(DATA FOR THIS EXERCISE):
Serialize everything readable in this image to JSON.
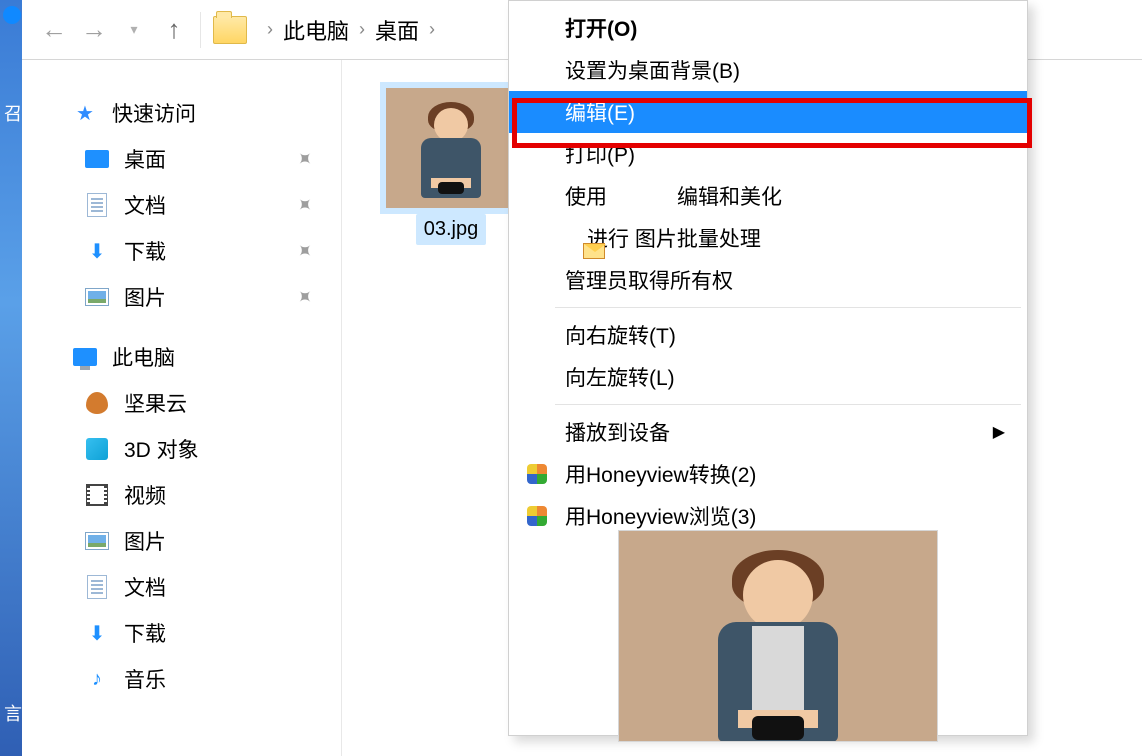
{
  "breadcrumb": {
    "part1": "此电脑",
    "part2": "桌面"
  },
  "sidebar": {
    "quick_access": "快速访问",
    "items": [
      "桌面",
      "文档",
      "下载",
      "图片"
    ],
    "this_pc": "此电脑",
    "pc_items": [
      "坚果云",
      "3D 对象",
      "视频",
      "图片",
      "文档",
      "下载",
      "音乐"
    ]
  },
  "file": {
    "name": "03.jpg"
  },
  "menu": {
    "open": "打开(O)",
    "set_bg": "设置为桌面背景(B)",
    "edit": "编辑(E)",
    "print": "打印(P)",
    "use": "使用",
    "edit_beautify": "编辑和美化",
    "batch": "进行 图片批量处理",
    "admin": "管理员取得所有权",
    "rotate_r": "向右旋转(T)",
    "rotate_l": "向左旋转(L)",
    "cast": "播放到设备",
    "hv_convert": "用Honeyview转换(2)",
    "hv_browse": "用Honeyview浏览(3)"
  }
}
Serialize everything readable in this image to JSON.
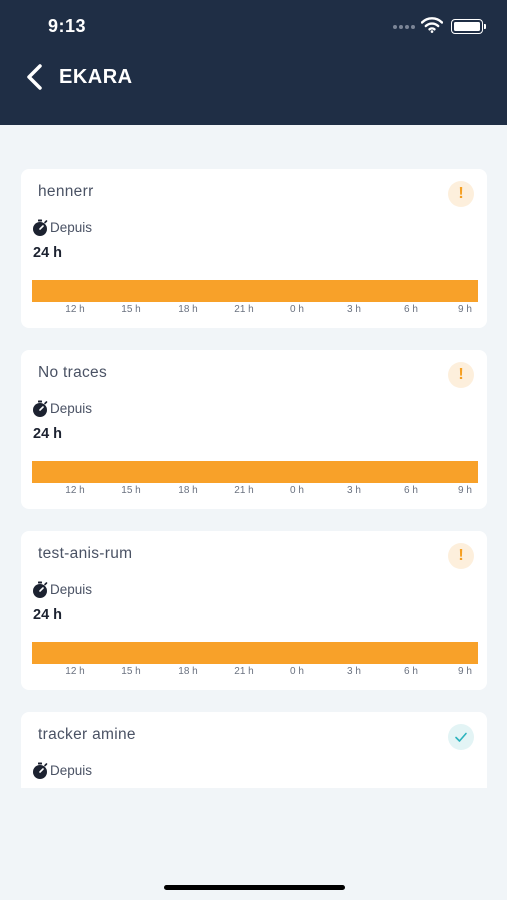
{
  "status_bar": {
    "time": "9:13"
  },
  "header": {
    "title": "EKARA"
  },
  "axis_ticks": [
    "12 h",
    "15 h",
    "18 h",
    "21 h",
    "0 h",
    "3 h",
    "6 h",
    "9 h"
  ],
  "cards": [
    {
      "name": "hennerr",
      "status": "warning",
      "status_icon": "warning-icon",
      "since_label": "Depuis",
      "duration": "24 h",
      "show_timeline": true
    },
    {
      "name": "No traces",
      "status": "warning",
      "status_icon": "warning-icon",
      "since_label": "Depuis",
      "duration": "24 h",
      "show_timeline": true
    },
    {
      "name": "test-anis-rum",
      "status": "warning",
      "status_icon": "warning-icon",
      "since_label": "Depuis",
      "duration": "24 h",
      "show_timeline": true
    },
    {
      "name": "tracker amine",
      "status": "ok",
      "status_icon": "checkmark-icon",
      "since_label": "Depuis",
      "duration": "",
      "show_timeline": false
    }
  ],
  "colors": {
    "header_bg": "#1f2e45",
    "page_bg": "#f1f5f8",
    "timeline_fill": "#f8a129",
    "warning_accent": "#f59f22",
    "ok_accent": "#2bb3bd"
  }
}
---
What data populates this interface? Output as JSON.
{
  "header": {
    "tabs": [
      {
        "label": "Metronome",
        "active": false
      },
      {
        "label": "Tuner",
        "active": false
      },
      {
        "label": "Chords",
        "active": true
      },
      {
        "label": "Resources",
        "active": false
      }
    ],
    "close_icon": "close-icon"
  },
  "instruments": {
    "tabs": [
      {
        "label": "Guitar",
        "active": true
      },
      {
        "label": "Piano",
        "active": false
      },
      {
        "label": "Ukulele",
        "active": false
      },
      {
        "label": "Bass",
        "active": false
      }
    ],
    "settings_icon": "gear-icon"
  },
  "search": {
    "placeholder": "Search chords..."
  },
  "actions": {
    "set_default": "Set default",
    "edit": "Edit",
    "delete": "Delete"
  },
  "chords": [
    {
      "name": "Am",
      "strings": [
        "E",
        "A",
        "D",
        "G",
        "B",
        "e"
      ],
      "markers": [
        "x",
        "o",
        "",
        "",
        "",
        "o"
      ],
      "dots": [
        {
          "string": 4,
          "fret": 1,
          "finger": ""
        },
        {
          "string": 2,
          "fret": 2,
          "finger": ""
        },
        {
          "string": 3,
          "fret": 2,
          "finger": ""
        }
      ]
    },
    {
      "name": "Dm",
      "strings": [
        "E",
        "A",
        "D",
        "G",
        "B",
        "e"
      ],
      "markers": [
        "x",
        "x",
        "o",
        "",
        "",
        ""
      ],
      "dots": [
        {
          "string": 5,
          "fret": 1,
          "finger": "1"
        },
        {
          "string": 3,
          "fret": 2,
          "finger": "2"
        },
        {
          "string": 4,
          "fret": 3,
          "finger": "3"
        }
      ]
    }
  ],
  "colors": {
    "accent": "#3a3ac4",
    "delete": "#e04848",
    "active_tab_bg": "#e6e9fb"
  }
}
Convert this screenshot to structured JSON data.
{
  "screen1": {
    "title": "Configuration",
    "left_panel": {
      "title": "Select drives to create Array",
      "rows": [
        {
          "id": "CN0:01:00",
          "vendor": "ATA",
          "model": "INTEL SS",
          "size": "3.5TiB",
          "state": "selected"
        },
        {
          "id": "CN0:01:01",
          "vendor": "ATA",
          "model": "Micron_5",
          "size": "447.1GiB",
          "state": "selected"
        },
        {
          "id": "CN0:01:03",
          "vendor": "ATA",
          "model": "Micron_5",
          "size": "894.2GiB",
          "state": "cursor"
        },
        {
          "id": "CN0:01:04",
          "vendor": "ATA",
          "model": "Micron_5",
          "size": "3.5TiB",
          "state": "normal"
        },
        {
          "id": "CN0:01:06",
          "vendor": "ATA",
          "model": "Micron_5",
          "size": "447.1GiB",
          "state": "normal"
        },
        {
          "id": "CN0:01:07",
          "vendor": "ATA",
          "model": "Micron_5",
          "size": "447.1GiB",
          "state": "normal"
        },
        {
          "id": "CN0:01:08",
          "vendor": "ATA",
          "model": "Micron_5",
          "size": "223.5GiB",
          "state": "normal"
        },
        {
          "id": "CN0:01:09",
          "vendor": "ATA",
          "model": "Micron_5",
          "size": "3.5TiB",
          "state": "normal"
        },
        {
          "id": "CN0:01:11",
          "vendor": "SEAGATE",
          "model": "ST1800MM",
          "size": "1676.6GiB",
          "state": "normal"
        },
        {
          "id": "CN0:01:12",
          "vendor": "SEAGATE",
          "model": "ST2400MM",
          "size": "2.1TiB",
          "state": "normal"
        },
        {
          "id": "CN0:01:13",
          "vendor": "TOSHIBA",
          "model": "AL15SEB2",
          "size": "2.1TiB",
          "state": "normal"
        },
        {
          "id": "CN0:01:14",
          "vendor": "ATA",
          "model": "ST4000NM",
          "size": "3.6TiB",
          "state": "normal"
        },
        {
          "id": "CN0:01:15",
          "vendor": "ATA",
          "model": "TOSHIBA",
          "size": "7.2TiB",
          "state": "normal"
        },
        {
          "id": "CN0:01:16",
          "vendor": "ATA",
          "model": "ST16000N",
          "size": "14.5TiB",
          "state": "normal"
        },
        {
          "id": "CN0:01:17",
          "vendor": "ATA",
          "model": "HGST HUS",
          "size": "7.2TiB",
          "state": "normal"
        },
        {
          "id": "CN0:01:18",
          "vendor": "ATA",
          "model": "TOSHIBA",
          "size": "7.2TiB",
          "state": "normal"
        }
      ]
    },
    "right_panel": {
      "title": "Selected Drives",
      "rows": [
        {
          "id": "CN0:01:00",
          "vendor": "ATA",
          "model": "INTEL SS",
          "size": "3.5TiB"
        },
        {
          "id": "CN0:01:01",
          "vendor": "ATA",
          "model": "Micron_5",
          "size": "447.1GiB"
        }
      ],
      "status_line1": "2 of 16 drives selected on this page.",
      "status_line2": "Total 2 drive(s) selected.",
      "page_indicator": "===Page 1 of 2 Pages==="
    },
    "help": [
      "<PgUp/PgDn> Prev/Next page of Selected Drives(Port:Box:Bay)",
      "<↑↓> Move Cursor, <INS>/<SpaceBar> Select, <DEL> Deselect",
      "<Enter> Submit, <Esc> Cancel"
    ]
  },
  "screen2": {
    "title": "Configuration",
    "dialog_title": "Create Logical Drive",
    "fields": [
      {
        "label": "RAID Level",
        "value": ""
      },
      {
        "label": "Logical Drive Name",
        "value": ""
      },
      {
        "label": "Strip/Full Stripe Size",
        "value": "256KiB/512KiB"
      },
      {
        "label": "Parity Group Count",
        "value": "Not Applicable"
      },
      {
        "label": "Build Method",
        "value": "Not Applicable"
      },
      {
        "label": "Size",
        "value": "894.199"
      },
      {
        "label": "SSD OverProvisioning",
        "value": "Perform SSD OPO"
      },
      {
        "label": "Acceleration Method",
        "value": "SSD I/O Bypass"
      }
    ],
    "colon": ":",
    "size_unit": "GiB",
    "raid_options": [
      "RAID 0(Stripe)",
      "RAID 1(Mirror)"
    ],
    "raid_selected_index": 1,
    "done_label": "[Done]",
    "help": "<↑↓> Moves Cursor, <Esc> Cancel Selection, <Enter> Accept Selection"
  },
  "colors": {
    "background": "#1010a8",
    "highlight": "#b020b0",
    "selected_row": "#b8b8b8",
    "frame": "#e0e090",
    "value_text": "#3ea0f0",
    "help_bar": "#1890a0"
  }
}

(WORK INSTRUCTIONS):
Set out every line from the material that contains the string "Cancel".

(THE ANSWER):
      "<Enter> Submit, <Esc> Cancel"
    "help": "<↑↓> Moves Cursor, <Esc> Cancel Selection, <Enter> Accept Selection"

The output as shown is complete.